> [TASK GOAL]: Check every line below for the word "interés" and copy the ones that have it.

[Dataset excerpt]
++++++
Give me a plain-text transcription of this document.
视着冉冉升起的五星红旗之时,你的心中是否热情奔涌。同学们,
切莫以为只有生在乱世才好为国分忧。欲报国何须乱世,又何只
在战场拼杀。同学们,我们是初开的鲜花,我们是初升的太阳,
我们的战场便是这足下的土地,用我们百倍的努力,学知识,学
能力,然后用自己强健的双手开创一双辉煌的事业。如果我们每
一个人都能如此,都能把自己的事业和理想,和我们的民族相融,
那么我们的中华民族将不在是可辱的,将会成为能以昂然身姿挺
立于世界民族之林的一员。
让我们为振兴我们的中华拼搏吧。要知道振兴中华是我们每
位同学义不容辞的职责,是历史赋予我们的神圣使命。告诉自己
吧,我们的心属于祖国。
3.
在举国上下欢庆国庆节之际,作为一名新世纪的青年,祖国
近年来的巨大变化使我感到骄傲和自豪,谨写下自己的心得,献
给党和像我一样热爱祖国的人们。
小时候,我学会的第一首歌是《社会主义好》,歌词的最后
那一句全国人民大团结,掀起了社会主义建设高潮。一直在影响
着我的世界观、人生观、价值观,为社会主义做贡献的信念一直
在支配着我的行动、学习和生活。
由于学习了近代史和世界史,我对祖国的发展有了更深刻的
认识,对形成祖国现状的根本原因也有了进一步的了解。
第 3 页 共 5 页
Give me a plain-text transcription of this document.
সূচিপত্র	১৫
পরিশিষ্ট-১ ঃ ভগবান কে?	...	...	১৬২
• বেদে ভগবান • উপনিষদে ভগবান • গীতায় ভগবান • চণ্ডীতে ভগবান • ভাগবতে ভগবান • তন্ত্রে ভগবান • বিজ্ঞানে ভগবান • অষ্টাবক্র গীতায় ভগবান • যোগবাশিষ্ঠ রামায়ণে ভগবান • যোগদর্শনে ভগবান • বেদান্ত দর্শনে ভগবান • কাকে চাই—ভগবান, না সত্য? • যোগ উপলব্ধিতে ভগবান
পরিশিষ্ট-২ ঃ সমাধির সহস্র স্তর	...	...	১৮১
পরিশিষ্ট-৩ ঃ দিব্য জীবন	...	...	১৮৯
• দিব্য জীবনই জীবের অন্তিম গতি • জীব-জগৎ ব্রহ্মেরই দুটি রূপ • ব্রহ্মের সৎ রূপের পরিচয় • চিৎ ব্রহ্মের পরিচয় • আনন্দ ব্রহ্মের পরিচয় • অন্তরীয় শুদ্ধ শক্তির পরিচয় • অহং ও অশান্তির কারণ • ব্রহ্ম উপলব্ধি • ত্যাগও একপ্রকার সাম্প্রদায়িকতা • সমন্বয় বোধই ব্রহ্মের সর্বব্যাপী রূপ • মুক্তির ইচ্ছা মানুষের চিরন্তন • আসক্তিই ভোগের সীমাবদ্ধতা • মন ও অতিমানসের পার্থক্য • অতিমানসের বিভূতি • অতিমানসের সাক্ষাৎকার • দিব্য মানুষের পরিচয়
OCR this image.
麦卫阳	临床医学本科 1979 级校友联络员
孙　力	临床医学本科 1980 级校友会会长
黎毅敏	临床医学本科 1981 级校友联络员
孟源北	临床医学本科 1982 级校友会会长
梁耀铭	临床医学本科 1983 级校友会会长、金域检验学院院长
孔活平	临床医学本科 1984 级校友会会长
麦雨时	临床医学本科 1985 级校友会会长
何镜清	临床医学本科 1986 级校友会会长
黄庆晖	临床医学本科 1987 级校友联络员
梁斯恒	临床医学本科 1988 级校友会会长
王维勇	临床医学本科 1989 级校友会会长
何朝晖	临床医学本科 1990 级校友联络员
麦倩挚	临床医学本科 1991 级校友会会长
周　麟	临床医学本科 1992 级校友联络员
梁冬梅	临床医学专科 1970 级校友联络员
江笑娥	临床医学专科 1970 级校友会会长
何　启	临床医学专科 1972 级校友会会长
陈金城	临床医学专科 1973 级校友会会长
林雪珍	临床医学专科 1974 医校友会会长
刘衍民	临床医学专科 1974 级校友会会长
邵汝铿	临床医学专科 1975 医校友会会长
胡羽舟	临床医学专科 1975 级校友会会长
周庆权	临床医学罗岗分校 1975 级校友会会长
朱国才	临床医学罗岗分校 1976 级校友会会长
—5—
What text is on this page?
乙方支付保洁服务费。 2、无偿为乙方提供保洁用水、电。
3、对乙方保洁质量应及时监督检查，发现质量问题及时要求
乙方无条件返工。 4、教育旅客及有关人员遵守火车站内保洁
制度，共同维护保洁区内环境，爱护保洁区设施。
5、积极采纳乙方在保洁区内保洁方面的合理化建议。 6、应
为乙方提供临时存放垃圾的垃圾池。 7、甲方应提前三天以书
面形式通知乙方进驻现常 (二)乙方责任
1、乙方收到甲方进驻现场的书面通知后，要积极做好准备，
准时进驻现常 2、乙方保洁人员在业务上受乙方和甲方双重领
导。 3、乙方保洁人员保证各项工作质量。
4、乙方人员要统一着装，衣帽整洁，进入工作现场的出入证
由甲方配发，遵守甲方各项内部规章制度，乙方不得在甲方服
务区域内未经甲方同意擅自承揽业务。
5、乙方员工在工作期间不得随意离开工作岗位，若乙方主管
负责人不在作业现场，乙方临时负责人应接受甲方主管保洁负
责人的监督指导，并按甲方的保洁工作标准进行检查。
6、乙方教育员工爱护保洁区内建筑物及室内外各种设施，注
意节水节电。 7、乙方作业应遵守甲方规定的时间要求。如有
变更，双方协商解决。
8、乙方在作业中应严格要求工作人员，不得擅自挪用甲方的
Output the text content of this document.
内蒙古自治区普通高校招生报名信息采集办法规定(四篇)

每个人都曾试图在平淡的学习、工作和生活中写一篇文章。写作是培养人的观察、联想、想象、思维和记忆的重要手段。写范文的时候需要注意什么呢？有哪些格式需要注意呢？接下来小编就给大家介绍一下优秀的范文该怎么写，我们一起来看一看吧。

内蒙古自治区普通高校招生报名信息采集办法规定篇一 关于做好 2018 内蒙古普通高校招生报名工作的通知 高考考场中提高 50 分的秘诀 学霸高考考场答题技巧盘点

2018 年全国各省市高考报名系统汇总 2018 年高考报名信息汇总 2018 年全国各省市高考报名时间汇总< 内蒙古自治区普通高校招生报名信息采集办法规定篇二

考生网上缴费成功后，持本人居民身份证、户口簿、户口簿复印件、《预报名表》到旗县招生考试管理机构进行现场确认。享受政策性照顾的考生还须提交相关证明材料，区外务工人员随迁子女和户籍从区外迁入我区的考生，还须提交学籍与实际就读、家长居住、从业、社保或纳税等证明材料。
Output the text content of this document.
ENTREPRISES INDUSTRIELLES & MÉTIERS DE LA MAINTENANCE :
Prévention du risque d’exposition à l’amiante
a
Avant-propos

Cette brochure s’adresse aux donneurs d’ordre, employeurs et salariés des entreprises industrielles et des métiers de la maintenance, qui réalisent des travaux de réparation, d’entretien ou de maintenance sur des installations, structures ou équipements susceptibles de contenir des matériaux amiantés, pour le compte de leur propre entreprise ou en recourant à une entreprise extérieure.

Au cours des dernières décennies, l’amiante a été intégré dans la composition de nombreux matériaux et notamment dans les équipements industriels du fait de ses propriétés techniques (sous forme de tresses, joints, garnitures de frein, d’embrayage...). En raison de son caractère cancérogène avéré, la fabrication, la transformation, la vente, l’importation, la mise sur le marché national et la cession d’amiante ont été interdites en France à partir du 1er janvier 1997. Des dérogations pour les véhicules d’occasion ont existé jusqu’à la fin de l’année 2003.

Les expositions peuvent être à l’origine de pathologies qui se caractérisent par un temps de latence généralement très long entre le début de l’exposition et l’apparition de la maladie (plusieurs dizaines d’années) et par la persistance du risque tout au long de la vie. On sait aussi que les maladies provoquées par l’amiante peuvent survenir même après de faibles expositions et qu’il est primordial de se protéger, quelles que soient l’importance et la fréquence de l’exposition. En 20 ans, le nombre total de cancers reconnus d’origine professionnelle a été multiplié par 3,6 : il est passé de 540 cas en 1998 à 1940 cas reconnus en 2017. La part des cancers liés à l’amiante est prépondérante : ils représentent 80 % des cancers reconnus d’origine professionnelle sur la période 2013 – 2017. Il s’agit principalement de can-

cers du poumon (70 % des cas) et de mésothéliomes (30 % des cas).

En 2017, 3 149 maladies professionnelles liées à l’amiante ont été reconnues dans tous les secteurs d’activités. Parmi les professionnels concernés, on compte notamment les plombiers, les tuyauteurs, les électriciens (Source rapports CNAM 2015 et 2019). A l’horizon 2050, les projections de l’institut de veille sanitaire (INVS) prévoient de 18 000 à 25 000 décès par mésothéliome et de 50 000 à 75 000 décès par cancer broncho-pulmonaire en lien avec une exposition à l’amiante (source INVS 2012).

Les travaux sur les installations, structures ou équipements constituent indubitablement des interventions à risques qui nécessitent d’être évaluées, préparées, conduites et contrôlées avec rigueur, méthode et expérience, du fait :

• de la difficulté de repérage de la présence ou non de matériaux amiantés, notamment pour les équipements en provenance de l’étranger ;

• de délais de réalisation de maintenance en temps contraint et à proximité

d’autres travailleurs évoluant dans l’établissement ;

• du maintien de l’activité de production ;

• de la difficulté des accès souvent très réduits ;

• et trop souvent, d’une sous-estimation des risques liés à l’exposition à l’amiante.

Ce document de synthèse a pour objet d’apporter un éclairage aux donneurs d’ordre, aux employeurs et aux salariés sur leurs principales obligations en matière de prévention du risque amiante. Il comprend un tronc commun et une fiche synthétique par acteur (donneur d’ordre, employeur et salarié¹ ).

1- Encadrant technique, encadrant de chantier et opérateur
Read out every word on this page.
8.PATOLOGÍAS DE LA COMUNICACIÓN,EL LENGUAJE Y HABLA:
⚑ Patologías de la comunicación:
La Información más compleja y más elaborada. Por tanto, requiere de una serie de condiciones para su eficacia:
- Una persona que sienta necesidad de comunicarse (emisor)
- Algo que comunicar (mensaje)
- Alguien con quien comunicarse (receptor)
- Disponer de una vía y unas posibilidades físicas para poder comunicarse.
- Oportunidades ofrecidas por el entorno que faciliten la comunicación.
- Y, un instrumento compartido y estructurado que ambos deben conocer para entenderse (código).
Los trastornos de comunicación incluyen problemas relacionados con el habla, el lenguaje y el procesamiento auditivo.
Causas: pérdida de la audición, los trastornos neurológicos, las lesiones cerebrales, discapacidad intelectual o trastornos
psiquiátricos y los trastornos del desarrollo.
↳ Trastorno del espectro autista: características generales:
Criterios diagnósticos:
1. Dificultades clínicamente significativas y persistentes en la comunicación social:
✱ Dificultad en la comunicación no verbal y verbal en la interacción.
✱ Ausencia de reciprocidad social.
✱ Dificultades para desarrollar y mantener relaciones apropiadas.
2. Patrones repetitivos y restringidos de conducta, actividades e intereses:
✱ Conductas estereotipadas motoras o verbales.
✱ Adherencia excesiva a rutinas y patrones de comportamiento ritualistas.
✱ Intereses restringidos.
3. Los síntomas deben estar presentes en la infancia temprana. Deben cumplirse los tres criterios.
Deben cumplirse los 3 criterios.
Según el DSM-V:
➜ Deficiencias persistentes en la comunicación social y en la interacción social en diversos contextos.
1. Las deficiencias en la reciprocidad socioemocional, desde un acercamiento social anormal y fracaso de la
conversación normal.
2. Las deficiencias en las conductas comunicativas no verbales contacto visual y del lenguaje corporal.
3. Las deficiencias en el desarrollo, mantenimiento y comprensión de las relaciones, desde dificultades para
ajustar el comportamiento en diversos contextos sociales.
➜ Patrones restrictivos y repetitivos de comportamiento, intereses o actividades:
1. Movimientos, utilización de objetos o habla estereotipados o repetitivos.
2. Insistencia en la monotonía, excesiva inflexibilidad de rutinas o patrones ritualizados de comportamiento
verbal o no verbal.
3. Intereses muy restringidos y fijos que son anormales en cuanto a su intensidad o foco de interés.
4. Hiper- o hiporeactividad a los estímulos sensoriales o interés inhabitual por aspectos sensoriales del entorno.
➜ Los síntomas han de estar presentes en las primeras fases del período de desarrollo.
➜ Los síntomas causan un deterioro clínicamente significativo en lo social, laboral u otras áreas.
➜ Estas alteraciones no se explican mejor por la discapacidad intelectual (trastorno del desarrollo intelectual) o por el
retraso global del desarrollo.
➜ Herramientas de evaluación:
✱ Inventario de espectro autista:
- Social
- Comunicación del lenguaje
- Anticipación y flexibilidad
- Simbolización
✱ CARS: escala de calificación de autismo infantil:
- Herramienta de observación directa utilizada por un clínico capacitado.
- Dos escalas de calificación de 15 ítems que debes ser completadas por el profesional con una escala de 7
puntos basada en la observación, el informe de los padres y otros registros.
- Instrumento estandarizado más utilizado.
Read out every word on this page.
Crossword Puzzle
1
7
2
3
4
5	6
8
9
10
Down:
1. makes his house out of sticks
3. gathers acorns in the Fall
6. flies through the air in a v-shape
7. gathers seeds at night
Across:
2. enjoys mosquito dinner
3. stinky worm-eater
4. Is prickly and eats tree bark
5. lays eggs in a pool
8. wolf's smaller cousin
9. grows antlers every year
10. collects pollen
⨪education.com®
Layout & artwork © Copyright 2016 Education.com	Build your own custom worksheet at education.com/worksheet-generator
++++++
> [RESULT FOR THIS EXERCISE]:
3. Intereses muy restringidos y fijos que son anormales en cuanto a su intensidad o foco de interés.
4. Hiper- o hiporeactividad a los estímulos sensoriales o interés inhabitual por aspectos sensoriales del entorno.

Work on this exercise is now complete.